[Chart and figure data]
BEGIN
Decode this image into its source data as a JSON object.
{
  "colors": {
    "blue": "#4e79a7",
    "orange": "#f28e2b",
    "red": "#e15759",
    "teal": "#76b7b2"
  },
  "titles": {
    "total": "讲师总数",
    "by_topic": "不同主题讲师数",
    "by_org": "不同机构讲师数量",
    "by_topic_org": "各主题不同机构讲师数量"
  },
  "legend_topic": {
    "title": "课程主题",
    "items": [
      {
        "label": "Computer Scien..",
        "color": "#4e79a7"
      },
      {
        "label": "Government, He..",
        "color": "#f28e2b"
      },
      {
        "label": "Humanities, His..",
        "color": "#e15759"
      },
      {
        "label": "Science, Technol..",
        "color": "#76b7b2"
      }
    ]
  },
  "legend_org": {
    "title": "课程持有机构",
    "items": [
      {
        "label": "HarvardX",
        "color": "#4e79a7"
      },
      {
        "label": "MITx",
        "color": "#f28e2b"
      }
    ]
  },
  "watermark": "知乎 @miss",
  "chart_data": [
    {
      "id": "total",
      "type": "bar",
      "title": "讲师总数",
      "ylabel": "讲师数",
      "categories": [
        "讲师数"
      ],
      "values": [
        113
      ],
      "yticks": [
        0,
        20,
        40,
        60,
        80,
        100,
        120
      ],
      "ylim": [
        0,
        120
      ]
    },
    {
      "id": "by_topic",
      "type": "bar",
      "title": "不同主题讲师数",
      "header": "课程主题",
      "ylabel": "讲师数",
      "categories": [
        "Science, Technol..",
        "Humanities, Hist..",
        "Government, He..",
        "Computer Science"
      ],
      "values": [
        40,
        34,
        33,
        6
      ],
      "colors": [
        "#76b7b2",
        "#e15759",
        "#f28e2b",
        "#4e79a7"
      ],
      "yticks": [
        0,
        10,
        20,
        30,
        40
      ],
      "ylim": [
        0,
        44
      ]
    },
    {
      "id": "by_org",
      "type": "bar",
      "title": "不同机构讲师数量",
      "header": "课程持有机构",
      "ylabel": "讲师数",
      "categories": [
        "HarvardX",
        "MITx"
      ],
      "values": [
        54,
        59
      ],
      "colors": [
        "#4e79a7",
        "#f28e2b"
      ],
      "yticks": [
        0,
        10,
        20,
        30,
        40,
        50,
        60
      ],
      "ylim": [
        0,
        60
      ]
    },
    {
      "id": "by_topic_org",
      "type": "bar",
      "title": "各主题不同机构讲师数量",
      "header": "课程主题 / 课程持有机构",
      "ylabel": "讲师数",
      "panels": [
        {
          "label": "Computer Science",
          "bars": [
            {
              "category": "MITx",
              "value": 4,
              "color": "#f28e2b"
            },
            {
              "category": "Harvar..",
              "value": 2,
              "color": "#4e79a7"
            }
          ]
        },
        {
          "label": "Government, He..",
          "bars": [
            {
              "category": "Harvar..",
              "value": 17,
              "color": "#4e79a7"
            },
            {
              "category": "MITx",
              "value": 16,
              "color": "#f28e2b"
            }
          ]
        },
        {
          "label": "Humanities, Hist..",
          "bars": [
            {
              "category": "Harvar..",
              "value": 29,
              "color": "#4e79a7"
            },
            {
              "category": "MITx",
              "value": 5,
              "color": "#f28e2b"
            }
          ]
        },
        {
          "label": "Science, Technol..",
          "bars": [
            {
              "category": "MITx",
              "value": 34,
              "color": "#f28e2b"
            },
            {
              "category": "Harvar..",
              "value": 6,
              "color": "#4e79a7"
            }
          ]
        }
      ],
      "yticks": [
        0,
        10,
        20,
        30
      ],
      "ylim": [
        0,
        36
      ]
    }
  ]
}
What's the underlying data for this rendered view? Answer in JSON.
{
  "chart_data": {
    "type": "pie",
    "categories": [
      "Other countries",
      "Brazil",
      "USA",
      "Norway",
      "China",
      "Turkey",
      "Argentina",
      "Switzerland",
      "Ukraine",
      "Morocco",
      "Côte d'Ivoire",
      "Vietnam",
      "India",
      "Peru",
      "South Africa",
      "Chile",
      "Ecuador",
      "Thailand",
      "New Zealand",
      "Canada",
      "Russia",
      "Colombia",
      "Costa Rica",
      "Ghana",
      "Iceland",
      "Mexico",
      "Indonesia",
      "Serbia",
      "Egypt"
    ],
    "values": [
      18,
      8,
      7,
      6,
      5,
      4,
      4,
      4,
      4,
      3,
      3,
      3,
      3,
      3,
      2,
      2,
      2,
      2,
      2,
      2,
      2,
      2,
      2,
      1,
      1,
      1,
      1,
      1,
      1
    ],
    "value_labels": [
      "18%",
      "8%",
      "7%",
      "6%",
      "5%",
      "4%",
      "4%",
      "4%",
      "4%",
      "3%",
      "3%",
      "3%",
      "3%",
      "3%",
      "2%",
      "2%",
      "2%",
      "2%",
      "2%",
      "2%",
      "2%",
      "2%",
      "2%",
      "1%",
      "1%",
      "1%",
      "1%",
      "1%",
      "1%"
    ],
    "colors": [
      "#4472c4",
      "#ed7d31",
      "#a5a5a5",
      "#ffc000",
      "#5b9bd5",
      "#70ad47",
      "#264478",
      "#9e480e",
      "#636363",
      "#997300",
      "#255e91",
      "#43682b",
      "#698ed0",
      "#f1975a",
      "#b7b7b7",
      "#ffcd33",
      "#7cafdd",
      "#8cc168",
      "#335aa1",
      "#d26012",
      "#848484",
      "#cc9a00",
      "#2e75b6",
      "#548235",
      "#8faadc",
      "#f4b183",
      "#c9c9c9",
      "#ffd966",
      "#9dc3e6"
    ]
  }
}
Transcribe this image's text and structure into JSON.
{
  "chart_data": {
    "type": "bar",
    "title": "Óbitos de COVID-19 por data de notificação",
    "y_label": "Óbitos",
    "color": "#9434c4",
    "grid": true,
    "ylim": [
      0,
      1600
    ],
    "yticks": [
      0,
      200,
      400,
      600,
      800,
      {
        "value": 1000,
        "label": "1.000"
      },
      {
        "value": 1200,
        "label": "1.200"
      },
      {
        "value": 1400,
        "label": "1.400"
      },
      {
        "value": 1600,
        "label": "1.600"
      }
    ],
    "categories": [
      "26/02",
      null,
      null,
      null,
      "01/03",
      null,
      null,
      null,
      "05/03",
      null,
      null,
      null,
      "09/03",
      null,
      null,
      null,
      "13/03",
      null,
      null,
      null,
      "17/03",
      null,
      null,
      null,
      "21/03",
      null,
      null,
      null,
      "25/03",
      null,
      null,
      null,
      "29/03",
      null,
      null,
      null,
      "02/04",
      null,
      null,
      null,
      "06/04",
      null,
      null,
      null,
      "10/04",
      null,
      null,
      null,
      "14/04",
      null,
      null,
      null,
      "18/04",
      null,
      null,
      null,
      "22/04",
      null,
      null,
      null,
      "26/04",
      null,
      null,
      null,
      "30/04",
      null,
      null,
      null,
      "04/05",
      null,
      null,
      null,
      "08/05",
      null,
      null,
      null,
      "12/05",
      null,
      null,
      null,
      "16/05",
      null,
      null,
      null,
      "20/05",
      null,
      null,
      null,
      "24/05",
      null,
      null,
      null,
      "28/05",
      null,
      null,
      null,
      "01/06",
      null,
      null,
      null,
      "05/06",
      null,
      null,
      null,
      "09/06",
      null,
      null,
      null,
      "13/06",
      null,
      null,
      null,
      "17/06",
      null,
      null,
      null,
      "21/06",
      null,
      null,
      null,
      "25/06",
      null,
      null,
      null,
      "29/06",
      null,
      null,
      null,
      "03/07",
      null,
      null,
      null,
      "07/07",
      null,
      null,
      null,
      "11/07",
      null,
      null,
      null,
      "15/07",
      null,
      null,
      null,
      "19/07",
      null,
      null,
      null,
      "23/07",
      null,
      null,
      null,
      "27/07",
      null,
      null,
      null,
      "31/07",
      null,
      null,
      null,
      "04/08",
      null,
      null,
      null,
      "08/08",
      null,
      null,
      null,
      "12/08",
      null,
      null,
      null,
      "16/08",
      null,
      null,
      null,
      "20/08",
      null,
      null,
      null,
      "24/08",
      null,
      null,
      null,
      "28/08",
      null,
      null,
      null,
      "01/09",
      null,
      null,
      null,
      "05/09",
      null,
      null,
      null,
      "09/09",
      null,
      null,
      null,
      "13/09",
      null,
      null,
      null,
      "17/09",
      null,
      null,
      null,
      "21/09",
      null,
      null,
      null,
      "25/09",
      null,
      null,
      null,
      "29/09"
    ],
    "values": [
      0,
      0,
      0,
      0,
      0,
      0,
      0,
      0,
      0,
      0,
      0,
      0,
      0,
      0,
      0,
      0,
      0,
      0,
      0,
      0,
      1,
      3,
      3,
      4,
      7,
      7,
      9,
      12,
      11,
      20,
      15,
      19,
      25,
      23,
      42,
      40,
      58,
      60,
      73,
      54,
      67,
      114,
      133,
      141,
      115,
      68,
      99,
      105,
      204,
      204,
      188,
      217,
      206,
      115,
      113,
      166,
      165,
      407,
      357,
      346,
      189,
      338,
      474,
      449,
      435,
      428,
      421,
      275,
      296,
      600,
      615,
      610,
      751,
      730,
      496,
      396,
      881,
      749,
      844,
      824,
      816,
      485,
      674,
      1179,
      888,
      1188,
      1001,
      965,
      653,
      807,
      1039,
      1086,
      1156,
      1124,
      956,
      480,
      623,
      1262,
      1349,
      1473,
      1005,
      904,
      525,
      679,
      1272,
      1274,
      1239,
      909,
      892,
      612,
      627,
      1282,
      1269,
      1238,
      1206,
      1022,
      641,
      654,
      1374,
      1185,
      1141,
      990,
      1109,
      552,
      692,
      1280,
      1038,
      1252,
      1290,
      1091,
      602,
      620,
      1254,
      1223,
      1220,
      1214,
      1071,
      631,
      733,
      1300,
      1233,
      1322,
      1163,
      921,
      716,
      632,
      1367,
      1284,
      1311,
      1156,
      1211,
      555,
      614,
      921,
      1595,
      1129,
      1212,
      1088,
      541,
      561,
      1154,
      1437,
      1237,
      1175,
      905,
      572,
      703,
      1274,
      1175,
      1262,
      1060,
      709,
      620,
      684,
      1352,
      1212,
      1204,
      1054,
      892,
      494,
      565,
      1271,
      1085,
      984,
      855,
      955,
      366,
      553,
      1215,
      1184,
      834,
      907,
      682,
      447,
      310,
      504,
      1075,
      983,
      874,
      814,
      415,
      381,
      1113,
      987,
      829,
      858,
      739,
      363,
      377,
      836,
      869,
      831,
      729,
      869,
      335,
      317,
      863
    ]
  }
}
END
> **WHAT IS NEEDED**
Count the lines of the data that contain the string "header", and reply with that number alone.

> **RESULT OF THE TASK**
3